↓↓↓

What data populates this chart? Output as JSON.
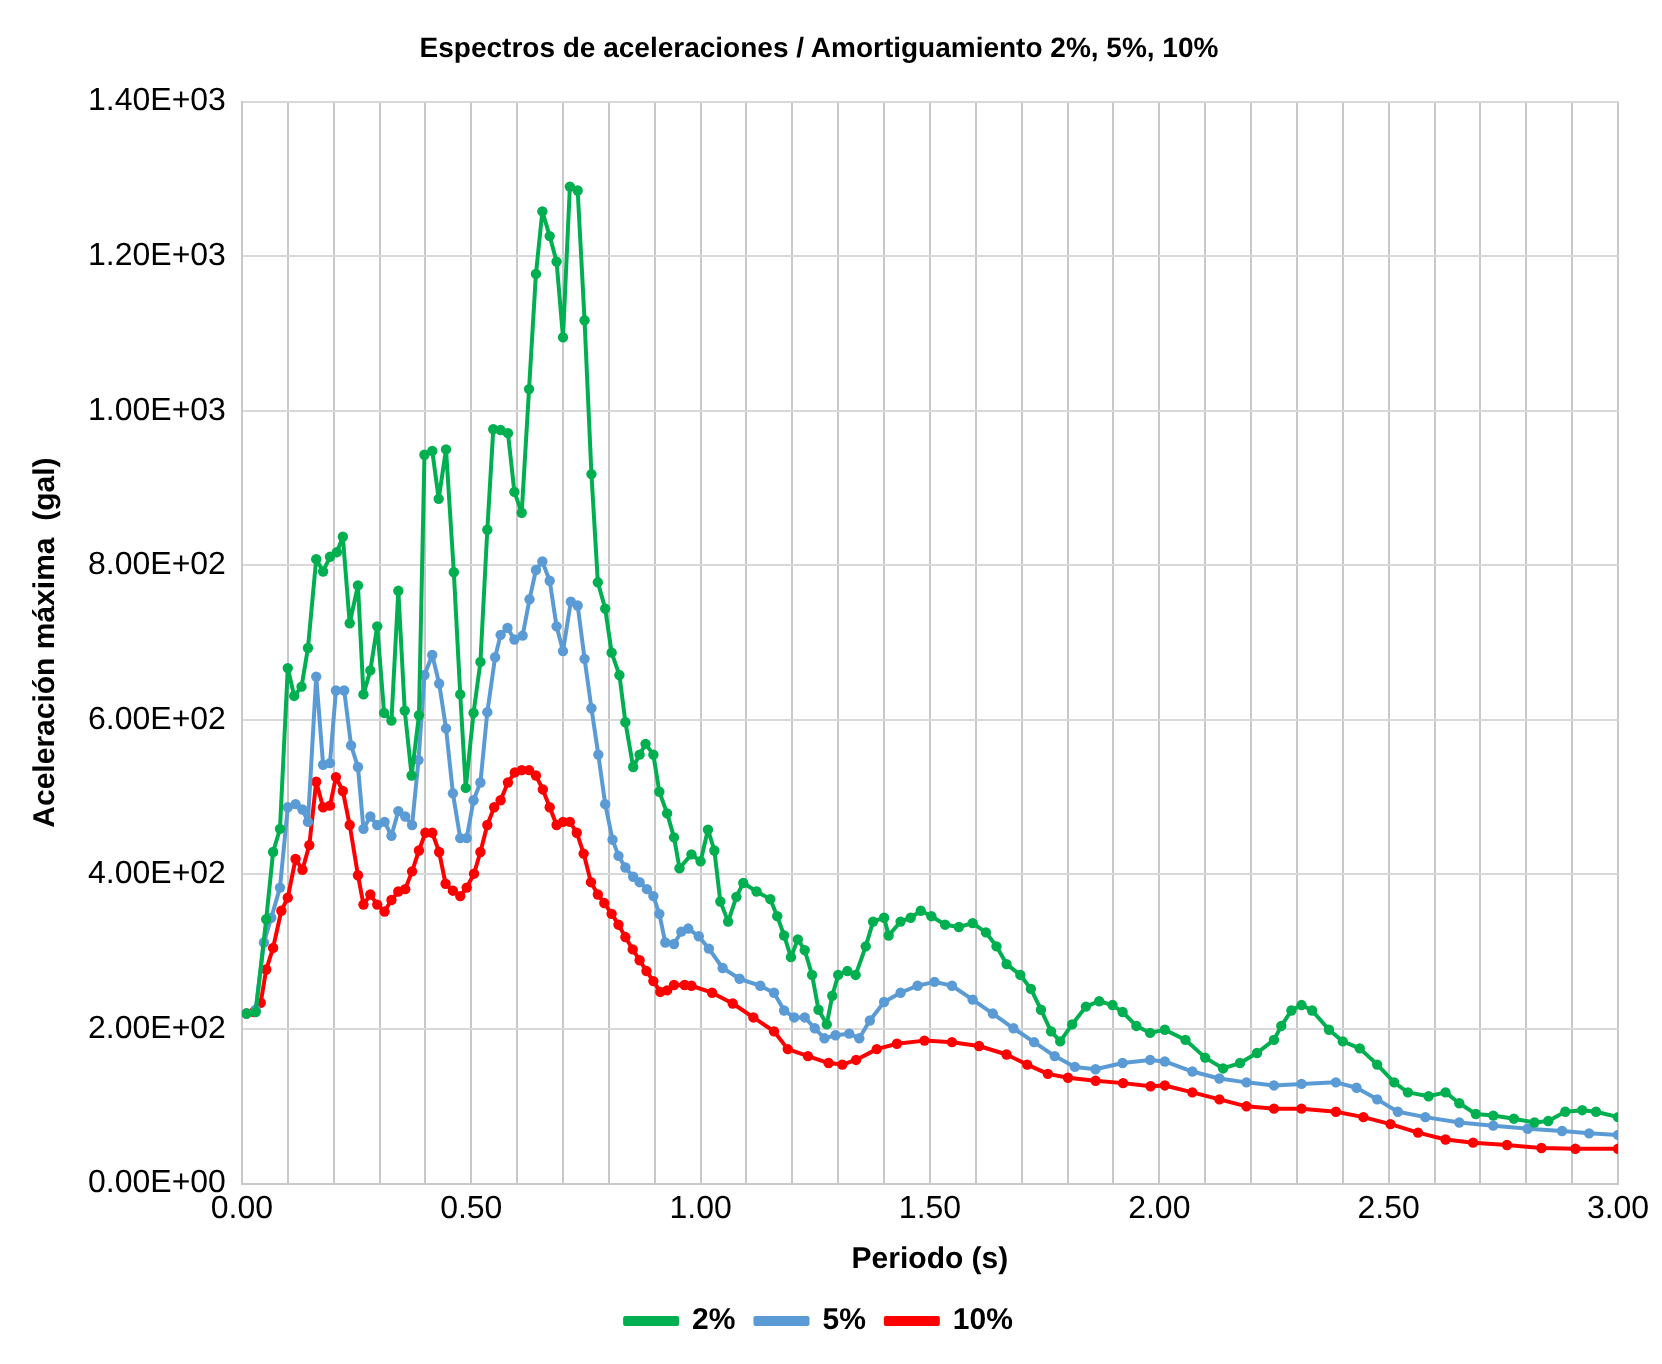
{
  "chart_data": {
    "type": "line",
    "title": "Espectros de aceleraciones / Amortiguamiento 2%, 5%, 10%",
    "xlabel": "Periodo (s)",
    "ylabel": "Aceleración máxima  (gal)",
    "xlim": [
      0,
      3
    ],
    "ylim": [
      0,
      1400
    ],
    "xticks": [
      {
        "value": 0,
        "label": "0.00"
      },
      {
        "value": 0.1,
        "label": null
      },
      {
        "value": 0.2,
        "label": null
      },
      {
        "value": 0.3,
        "label": null
      },
      {
        "value": 0.4,
        "label": null
      },
      {
        "value": 0.5,
        "label": "0.50"
      },
      {
        "value": 0.6,
        "label": null
      },
      {
        "value": 0.7,
        "label": null
      },
      {
        "value": 0.8,
        "label": null
      },
      {
        "value": 0.9,
        "label": null
      },
      {
        "value": 1,
        "label": "1.00"
      },
      {
        "value": 1.1,
        "label": null
      },
      {
        "value": 1.2,
        "label": null
      },
      {
        "value": 1.3,
        "label": null
      },
      {
        "value": 1.4,
        "label": null
      },
      {
        "value": 1.5,
        "label": "1.50"
      },
      {
        "value": 1.6,
        "label": null
      },
      {
        "value": 1.7,
        "label": null
      },
      {
        "value": 1.8,
        "label": null
      },
      {
        "value": 1.9,
        "label": null
      },
      {
        "value": 2,
        "label": "2.00"
      },
      {
        "value": 2.1,
        "label": null
      },
      {
        "value": 2.2,
        "label": null
      },
      {
        "value": 2.3,
        "label": null
      },
      {
        "value": 2.4,
        "label": null
      },
      {
        "value": 2.5,
        "label": "2.50"
      },
      {
        "value": 2.6,
        "label": null
      },
      {
        "value": 2.7,
        "label": null
      },
      {
        "value": 2.8,
        "label": null
      },
      {
        "value": 2.9,
        "label": null
      },
      {
        "value": 3,
        "label": "3.00"
      }
    ],
    "yticks": [
      {
        "value": 0,
        "label": "0.00E+00"
      },
      {
        "value": 200,
        "label": "2.00E+02"
      },
      {
        "value": 400,
        "label": "4.00E+02"
      },
      {
        "value": 600,
        "label": "6.00E+02"
      },
      {
        "value": 800,
        "label": "8.00E+02"
      },
      {
        "value": 1000,
        "label": "1.00E+03"
      },
      {
        "value": 1200,
        "label": "1.20E+03"
      },
      {
        "value": 1400,
        "label": "1.40E+03"
      }
    ],
    "grid": true,
    "legend": "bottom",
    "marker": "circle",
    "line_style": "solid",
    "series": [
      {
        "name": "2%",
        "color": "#00b050",
        "x": [
          0.01,
          0.03,
          0.053,
          0.068,
          0.083,
          0.1,
          0.114,
          0.13,
          0.144,
          0.162,
          0.177,
          0.192,
          0.207,
          0.22,
          0.235,
          0.253,
          0.265,
          0.28,
          0.295,
          0.31,
          0.326,
          0.341,
          0.355,
          0.37,
          0.386,
          0.398,
          0.415,
          0.429,
          0.445,
          0.462,
          0.476,
          0.488,
          0.505,
          0.52,
          0.535,
          0.548,
          0.564,
          0.58,
          0.594,
          0.61,
          0.626,
          0.641,
          0.655,
          0.671,
          0.686,
          0.7,
          0.715,
          0.732,
          0.747,
          0.762,
          0.776,
          0.792,
          0.806,
          0.823,
          0.836,
          0.853,
          0.867,
          0.88,
          0.897,
          0.91,
          0.927,
          0.942,
          0.954,
          0.98,
          1.0,
          1.016,
          1.03,
          1.043,
          1.06,
          1.078,
          1.093,
          1.122,
          1.152,
          1.167,
          1.182,
          1.197,
          1.212,
          1.227,
          1.243,
          1.257,
          1.275,
          1.287,
          1.3,
          1.32,
          1.338,
          1.36,
          1.376,
          1.4,
          1.41,
          1.436,
          1.458,
          1.48,
          1.503,
          1.533,
          1.563,
          1.593,
          1.622,
          1.645,
          1.667,
          1.697,
          1.72,
          1.742,
          1.764,
          1.784,
          1.81,
          1.84,
          1.869,
          1.898,
          1.92,
          1.95,
          1.98,
          2.012,
          2.057,
          2.1,
          2.139,
          2.176,
          2.213,
          2.25,
          2.266,
          2.288,
          2.31,
          2.333,
          2.37,
          2.4,
          2.437,
          2.475,
          2.512,
          2.542,
          2.587,
          2.624,
          2.654,
          2.69,
          2.728,
          2.773,
          2.818,
          2.848,
          2.885,
          2.922,
          2.952,
          3.0
        ],
        "values": [
          220,
          222,
          342,
          429,
          459,
          667,
          631,
          643,
          693,
          808,
          792,
          811,
          817,
          837,
          725,
          774,
          633,
          664,
          721,
          609,
          599,
          767,
          612,
          528,
          606,
          943,
          948,
          886,
          950,
          791,
          633,
          512,
          609,
          675,
          846,
          976,
          975,
          971,
          895,
          868,
          1028,
          1177,
          1258,
          1226,
          1193,
          1095,
          1290,
          1285,
          1117,
          918,
          778,
          744,
          687,
          658,
          597,
          539,
          555,
          569,
          555,
          507,
          479,
          448,
          408,
          426,
          417,
          458,
          431,
          365,
          339,
          371,
          389,
          378,
          368,
          346,
          321,
          293,
          316,
          302,
          270,
          225,
          206,
          243,
          270,
          275,
          270,
          307,
          339,
          344,
          321,
          339,
          344,
          353,
          346,
          335,
          332,
          337,
          325,
          307,
          284,
          270,
          252,
          225,
          197,
          184,
          206,
          229,
          236,
          231,
          222,
          204,
          195,
          199,
          186,
          163,
          149,
          156,
          169,
          186,
          204,
          224,
          231,
          224,
          199,
          184,
          175,
          154,
          131,
          118,
          113,
          118,
          104,
          90,
          88,
          84,
          79,
          81,
          93,
          95,
          93,
          86
        ]
      },
      {
        "name": "5%",
        "color": "#5b9bd5",
        "x": [
          0.01,
          0.03,
          0.048,
          0.064,
          0.083,
          0.1,
          0.117,
          0.132,
          0.144,
          0.162,
          0.177,
          0.192,
          0.205,
          0.223,
          0.238,
          0.253,
          0.265,
          0.28,
          0.295,
          0.311,
          0.326,
          0.341,
          0.356,
          0.371,
          0.385,
          0.398,
          0.415,
          0.43,
          0.445,
          0.46,
          0.476,
          0.49,
          0.505,
          0.52,
          0.535,
          0.552,
          0.564,
          0.579,
          0.594,
          0.612,
          0.627,
          0.641,
          0.655,
          0.671,
          0.686,
          0.7,
          0.717,
          0.732,
          0.747,
          0.762,
          0.777,
          0.792,
          0.808,
          0.821,
          0.836,
          0.853,
          0.867,
          0.883,
          0.897,
          0.91,
          0.923,
          0.942,
          0.958,
          0.973,
          0.996,
          1.018,
          1.048,
          1.085,
          1.13,
          1.16,
          1.182,
          1.204,
          1.227,
          1.249,
          1.27,
          1.294,
          1.324,
          1.346,
          1.369,
          1.4,
          1.436,
          1.473,
          1.51,
          1.548,
          1.593,
          1.637,
          1.682,
          1.727,
          1.772,
          1.816,
          1.861,
          1.92,
          1.98,
          2.012,
          2.072,
          2.131,
          2.19,
          2.25,
          2.31,
          2.385,
          2.43,
          2.475,
          2.52,
          2.58,
          2.654,
          2.728,
          2.803,
          2.878,
          2.937,
          3.0
        ],
        "values": [
          220,
          225,
          312,
          344,
          383,
          487,
          491,
          484,
          468,
          656,
          542,
          544,
          638,
          638,
          567,
          539,
          459,
          475,
          464,
          468,
          450,
          482,
          475,
          464,
          548,
          658,
          684,
          647,
          589,
          505,
          447,
          447,
          496,
          519,
          610,
          681,
          710,
          719,
          704,
          709,
          756,
          794,
          805,
          780,
          721,
          689,
          753,
          748,
          679,
          615,
          555,
          491,
          445,
          424,
          409,
          397,
          390,
          381,
          372,
          349,
          312,
          310,
          326,
          330,
          320,
          304,
          279,
          265,
          256,
          247,
          224,
          215,
          215,
          201,
          188,
          192,
          194,
          188,
          211,
          235,
          247,
          256,
          261,
          256,
          238,
          220,
          201,
          183,
          165,
          151,
          148,
          156,
          160,
          158,
          145,
          136,
          131,
          127,
          129,
          131,
          124,
          109,
          93,
          86,
          79,
          75,
          71,
          68,
          65,
          63
        ]
      },
      {
        "name": "10%",
        "color": "#ff0000",
        "x": [
          0.01,
          0.026,
          0.041,
          0.053,
          0.068,
          0.086,
          0.1,
          0.117,
          0.132,
          0.147,
          0.162,
          0.177,
          0.192,
          0.205,
          0.22,
          0.235,
          0.253,
          0.265,
          0.28,
          0.295,
          0.311,
          0.326,
          0.341,
          0.356,
          0.371,
          0.386,
          0.4,
          0.415,
          0.43,
          0.444,
          0.46,
          0.476,
          0.49,
          0.506,
          0.52,
          0.535,
          0.55,
          0.564,
          0.58,
          0.595,
          0.61,
          0.626,
          0.641,
          0.656,
          0.671,
          0.686,
          0.7,
          0.715,
          0.73,
          0.745,
          0.761,
          0.776,
          0.79,
          0.806,
          0.821,
          0.836,
          0.852,
          0.867,
          0.882,
          0.897,
          0.912,
          0.927,
          0.942,
          0.965,
          0.98,
          1.025,
          1.07,
          1.115,
          1.16,
          1.19,
          1.234,
          1.279,
          1.309,
          1.339,
          1.384,
          1.428,
          1.488,
          1.548,
          1.607,
          1.667,
          1.712,
          1.757,
          1.801,
          1.861,
          1.921,
          1.981,
          2.012,
          2.072,
          2.131,
          2.19,
          2.25,
          2.31,
          2.385,
          2.445,
          2.504,
          2.564,
          2.624,
          2.684,
          2.758,
          2.833,
          2.907,
          3.0
        ],
        "values": [
          220,
          222,
          234,
          277,
          305,
          353,
          370,
          420,
          406,
          438,
          520,
          487,
          489,
          526,
          508,
          464,
          399,
          361,
          374,
          361,
          352,
          367,
          378,
          381,
          404,
          431,
          454,
          454,
          429,
          388,
          379,
          372,
          383,
          401,
          429,
          464,
          487,
          496,
          519,
          532,
          535,
          535,
          528,
          510,
          487,
          464,
          468,
          468,
          454,
          427,
          390,
          374,
          363,
          349,
          335,
          319,
          303,
          289,
          275,
          262,
          248,
          250,
          257,
          257,
          256,
          247,
          233,
          215,
          197,
          174,
          165,
          156,
          154,
          160,
          174,
          181,
          185,
          183,
          178,
          167,
          154,
          142,
          137,
          133,
          130,
          126,
          127,
          118,
          109,
          100,
          97,
          97,
          93,
          86,
          77,
          66,
          57,
          53,
          50,
          46,
          45,
          45
        ]
      }
    ]
  }
}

↑↑↑

* [Requirements]:
Collect from the data above every line that includes "color".

* [Correct output]:
        "color": "#00b050",
        "color": "#5b9bd5",
        "color": "#ff0000",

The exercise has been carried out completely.